Exercise description -> Copy each of the entries below faithfully, setting aside any pictures.

:: Input material ::

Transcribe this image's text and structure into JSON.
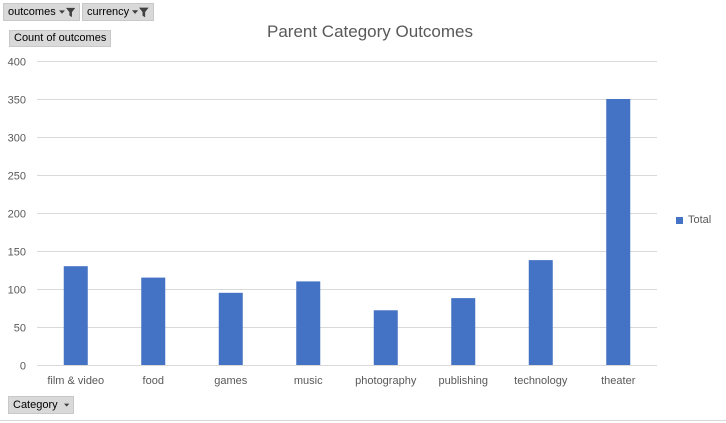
{
  "filters": {
    "outcomes_label": "outcomes",
    "currency_label": "currency",
    "value_field_label": "Count of outcomes",
    "axis_field_label": "Category"
  },
  "colors": {
    "bar": "#4472c4",
    "grid": "#d9d9d9",
    "field_bg": "#d9d9d9"
  },
  "icons": {
    "filter": "filter-icon",
    "dropdown": "chevron-down-icon"
  },
  "chart_data": {
    "type": "bar",
    "title": "Parent Category Outcomes",
    "categories": [
      "film & video",
      "food",
      "games",
      "music",
      "photography",
      "publishing",
      "technology",
      "theater"
    ],
    "series": [
      {
        "name": "Total",
        "values": [
          130,
          115,
          95,
          110,
          72,
          88,
          138,
          350
        ]
      }
    ],
    "ylim": [
      0,
      400
    ],
    "yticks": [
      0,
      50,
      100,
      150,
      200,
      250,
      300,
      350,
      400
    ],
    "grid": true,
    "legend": "right"
  }
}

:::

Right answer ->
Transcribe this image's text and structure into JSON.
{
  "filters": {
    "outcomes_label": "outcomes",
    "currency_label": "currency",
    "value_field_label": "Count of outcomes",
    "axis_field_label": "Category"
  },
  "colors": {
    "bar": "#4472c4",
    "grid": "#d9d9d9",
    "field_bg": "#d9d9d9"
  },
  "icons": {
    "filter": "filter-icon",
    "dropdown": "chevron-down-icon"
  },
  "chart_data": {
    "type": "bar",
    "title": "Parent Category Outcomes",
    "categories": [
      "film & video",
      "food",
      "games",
      "music",
      "photography",
      "publishing",
      "technology",
      "theater"
    ],
    "series": [
      {
        "name": "Total",
        "values": [
          130,
          115,
          95,
          110,
          72,
          88,
          138,
          350
        ]
      }
    ],
    "ylim": [
      0,
      400
    ],
    "yticks": [
      0,
      50,
      100,
      150,
      200,
      250,
      300,
      350,
      400
    ],
    "grid": true,
    "legend": "right"
  }
}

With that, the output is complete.